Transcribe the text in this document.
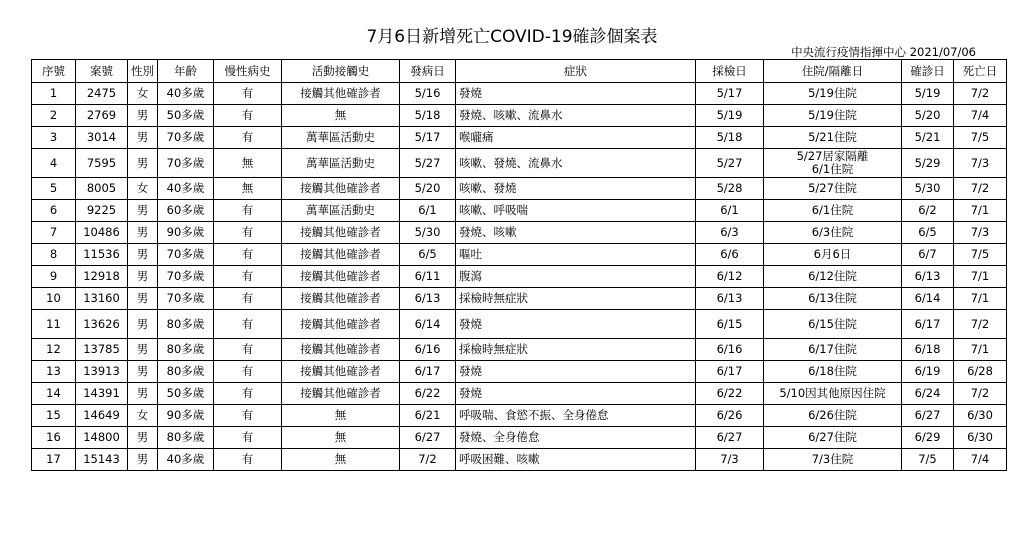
7月6日新增死亡COVID-19確診個案表
中央流行疫情指揮中心 2021/07/06
序號	案號	性別	年齡	慢性病史	活動接觸史	發病日	症狀	採檢日	住院/隔離日	確診日	死亡日
1	2475	女	40多歲	有	接觸其他確診者	5/16	發燒	5/17	5/19住院	5/19	7/2
2	2769	男	50多歲	有	無	5/18	發燒、咳嗽、流鼻水	5/19	5/19住院	5/20	7/4
3	3014	男	70多歲	有	萬華區活動史	5/17	喉嚨痛	5/18	5/21住院	5/21	7/5
4	7595	男	70多歲	無	萬華區活動史	5/27	咳嗽、發燒、流鼻水	5/27	5/27居家隔離
6/1住院	5/29	7/3
5	8005	女	40多歲	無	接觸其他確診者	5/20	咳嗽、發燒	5/28	5/27住院	5/30	7/2
6	9225	男	60多歲	有	萬華區活動史	6/1	咳嗽、呼吸喘	6/1	6/1住院	6/2	7/1
7	10486	男	90多歲	有	接觸其他確診者	5/30	發燒、咳嗽	6/3	6/3住院	6/5	7/3
8	11536	男	70多歲	有	接觸其他確診者	6/5	嘔吐	6/6	6月6日	6/7	7/5
9	12918	男	70多歲	有	接觸其他確診者	6/11	腹瀉	6/12	6/12住院	6/13	7/1
10	13160	男	70多歲	有	接觸其他確診者	6/13	採檢時無症狀	6/13	6/13住院	6/14	7/1
11	13626	男	80多歲	有	接觸其他確診者	6/14	發燒	6/15	6/15住院	6/17	7/2
12	13785	男	80多歲	有	接觸其他確診者	6/16	採檢時無症狀	6/16	6/17住院	6/18	7/1
13	13913	男	80多歲	有	接觸其他確診者	6/17	發燒	6/17	6/18住院	6/19	6/28
14	14391	男	50多歲	有	接觸其他確診者	6/22	發燒	6/22	5/10因其他原因住院	6/24	7/2
15	14649	女	90多歲	有	無	6/21	呼吸喘、食慾不振、全身倦怠	6/26	6/26住院	6/27	6/30
16	14800	男	80多歲	有	無	6/27	發燒、全身倦怠	6/27	6/27住院	6/29	6/30
17	15143	男	40多歲	有	無	7/2	呼吸困難、咳嗽	7/3	7/3住院	7/5	7/4
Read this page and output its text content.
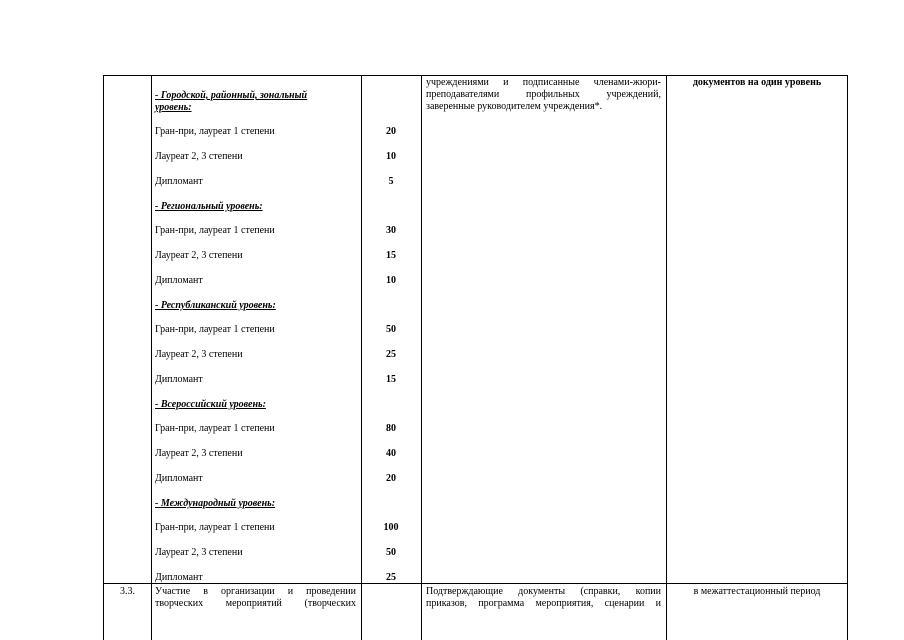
- Городской, районный, зональный
уровень:
Гран-при, лауреат 1 степени
Лауреат 2, 3 степени
Дипломант
- Региональный уровень:
Гран-при, лауреат 1 степени
Лауреат 2, 3 степени
Дипломант
- Республиканский уровень:
Гран-при, лауреат 1 степени
Лауреат 2, 3 степени
Дипломант
- Всероссийский уровень:
Гран-при, лауреат 1 степени
Лауреат 2, 3 степени
Дипломант
- Международный уровень:
Гран-при, лауреат 1 степени
Лауреат 2, 3 степени
Дипломант
20
10
5
30
15
10
50
25
15
80
40
20
100
50
25
учреждениями и подписанные членами-жюри-
преподавателями профильных учреждений,
заверенные руководителем учреждения*.
документов на один уровень
3.3.	Участие в организации и проведении
творческих мероприятий (творческих
Подтверждающие документы (справки, копии
приказов, программа мероприятия, сценарии и
в межаттестационный период
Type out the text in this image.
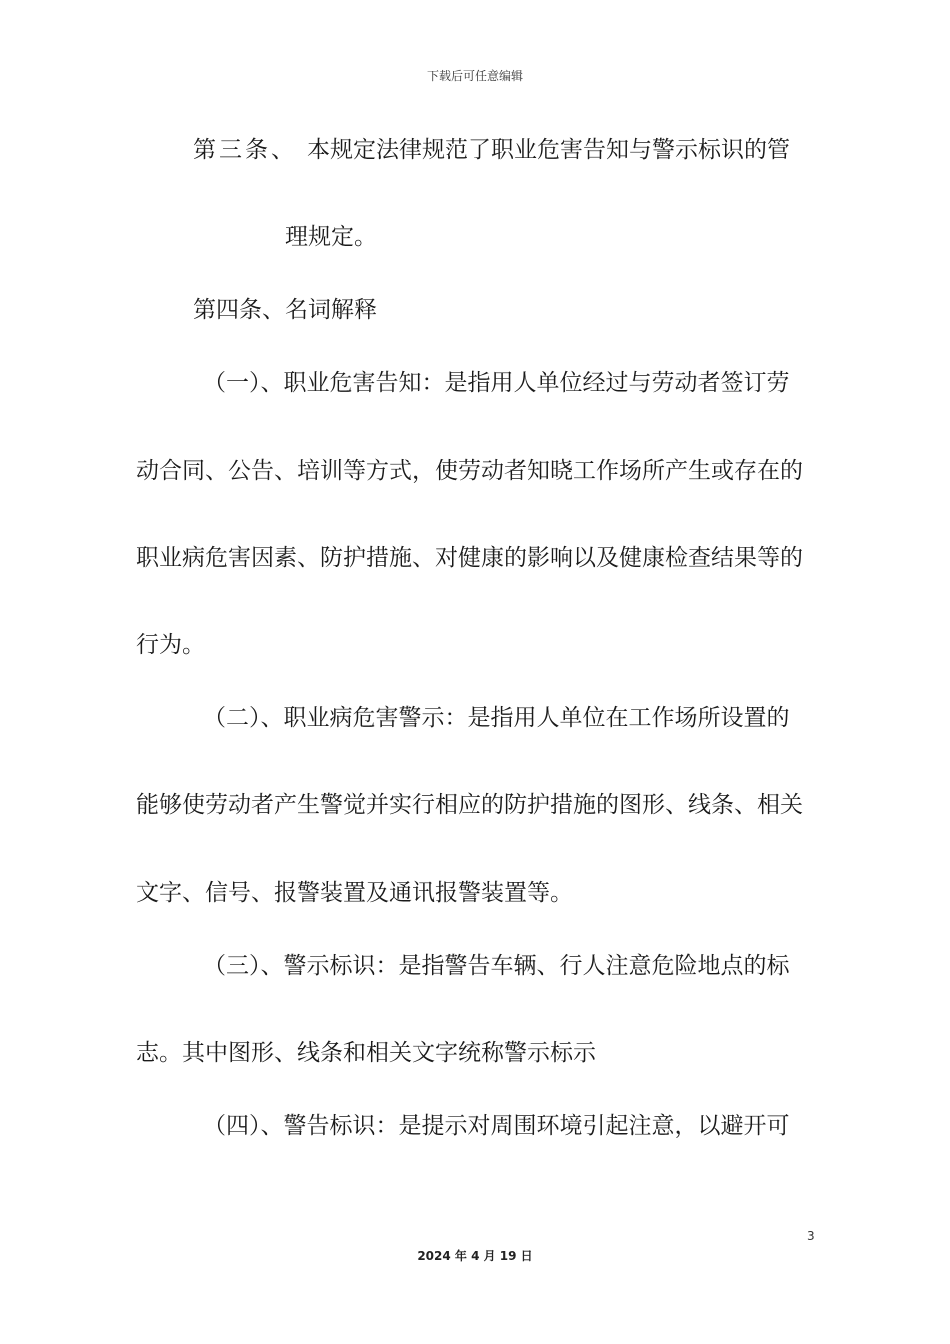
下载后可任意编辑
第三条、 本规定法律规范了职业危害告知与警示标识的管
理规定。
第四条、名词解释
（一）、职业危害告知：是指用人单位经过与劳动者签订劳
动合同、公告、培训等方式，使劳动者知晓工作场所产生或存在的
职业病危害因素、防护措施、对健康的影响以及健康检查结果等的
行为。
（二）、职业病危害警示：是指用人单位在工作场所设置的
能够使劳动者产生警觉并实行相应的防护措施的图形、线条、相关
文字、信号、报警装置及通讯报警装置等。
（三）、警示标识：是指警告车辆、行人注意危险地点的标
志。其中图形、线条和相关文字统称警示标示
（四）、警告标识：是提示对周围环境引起注意，以避开可
3
2024 年 4 月 19 日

================================

What the task asks
Retype the whole listing, keeping every line identical and omitting all pictures.

Result
Transcribe the text in this document.
7月6日新增死亡COVID-19確診個案表
中央流行疫情指揮中心 2021/07/06
序號	案號	性別	年齡	慢性病史	活動接觸史	發病日	症狀	採檢日	住院/隔離日	確診日	死亡日
1	2475	女	40多歲	有	接觸其他確診者	5/16	發燒	5/17	5/19住院	5/19	7/2
2	2769	男	50多歲	有	無	5/18	發燒、咳嗽、流鼻水	5/19	5/19住院	5/20	7/4
3	3014	男	70多歲	有	萬華區活動史	5/17	喉嚨痛	5/18	5/21住院	5/21	7/5
4	7595	男	70多歲	無	萬華區活動史	5/27	咳嗽、發燒、流鼻水	5/27	5/27居家隔離
6/1住院	5/29	7/3
5	8005	女	40多歲	無	接觸其他確診者	5/20	咳嗽、發燒	5/28	5/27住院	5/30	7/2
6	9225	男	60多歲	有	萬華區活動史	6/1	咳嗽、呼吸喘	6/1	6/1住院	6/2	7/1
7	10486	男	90多歲	有	接觸其他確診者	5/30	發燒、咳嗽	6/3	6/3住院	6/5	7/3
8	11536	男	70多歲	有	接觸其他確診者	6/5	嘔吐	6/6	6月6日	6/7	7/5
9	12918	男	70多歲	有	接觸其他確診者	6/11	腹瀉	6/12	6/12住院	6/13	7/1
10	13160	男	70多歲	有	接觸其他確診者	6/13	採檢時無症狀	6/13	6/13住院	6/14	7/1
11	13626	男	80多歲	有	接觸其他確診者	6/14	發燒	6/15	6/15住院	6/17	7/2
12	13785	男	80多歲	有	接觸其他確診者	6/16	採檢時無症狀	6/16	6/17住院	6/18	7/1
13	13913	男	80多歲	有	接觸其他確診者	6/17	發燒	6/17	6/18住院	6/19	6/28
14	14391	男	50多歲	有	接觸其他確診者	6/22	發燒	6/22	5/10因其他原因住院	6/24	7/2
15	14649	女	90多歲	有	無	6/21	呼吸喘、食慾不振、全身倦怠	6/26	6/26住院	6/27	6/30
16	14800	男	80多歲	有	無	6/27	發燒、全身倦怠	6/27	6/27住院	6/29	6/30
17	15143	男	40多歲	有	無	7/2	呼吸困難、咳嗽	7/3	7/3住院	7/5	7/4
Read this page and output its text content.
- Городской, районный, зональный
уровень:
Гран-при, лауреат 1 степени
Лауреат 2, 3 степени
Дипломант
- Региональный уровень:
Гран-при, лауреат 1 степени
Лауреат 2, 3 степени
Дипломант
- Республиканский уровень:
Гран-при, лауреат 1 степени
Лауреат 2, 3 степени
Дипломант
- Всероссийский уровень:
Гран-при, лауреат 1 степени
Лауреат 2, 3 степени
Дипломант
- Международный уровень:
Гран-при, лауреат 1 степени
Лауреат 2, 3 степени
Дипломант
20
10
5
30
15
10
50
25
15
80
40
20
100
50
25
учреждениями и подписанные членами-жюри-
преподавателями профильных учреждений,
заверенные руководителем учреждения*.
документов на один уровень
3.3.	Участие в организации и проведении
творческих мероприятий (творческих
Подтверждающие документы (справки, копии
приказов, программа мероприятия, сценарии и
в межаттестационный период
Type out the text in this image.
下载后可任意编辑
第三条、 本规定法律规范了职业危害告知与警示标识的管
理规定。
第四条、名词解释
（一）、职业危害告知：是指用人单位经过与劳动者签订劳
动合同、公告、培训等方式，使劳动者知晓工作场所产生或存在的
职业病危害因素、防护措施、对健康的影响以及健康检查结果等的
行为。
（二）、职业病危害警示：是指用人单位在工作场所设置的
能够使劳动者产生警觉并实行相应的防护措施的图形、线条、相关
文字、信号、报警装置及通讯报警装置等。
（三）、警示标识：是指警告车辆、行人注意危险地点的标
志。其中图形、线条和相关文字统称警示标示
（四）、警告标识：是提示对周围环境引起注意，以避开可
3
2024 年 4 月 19 日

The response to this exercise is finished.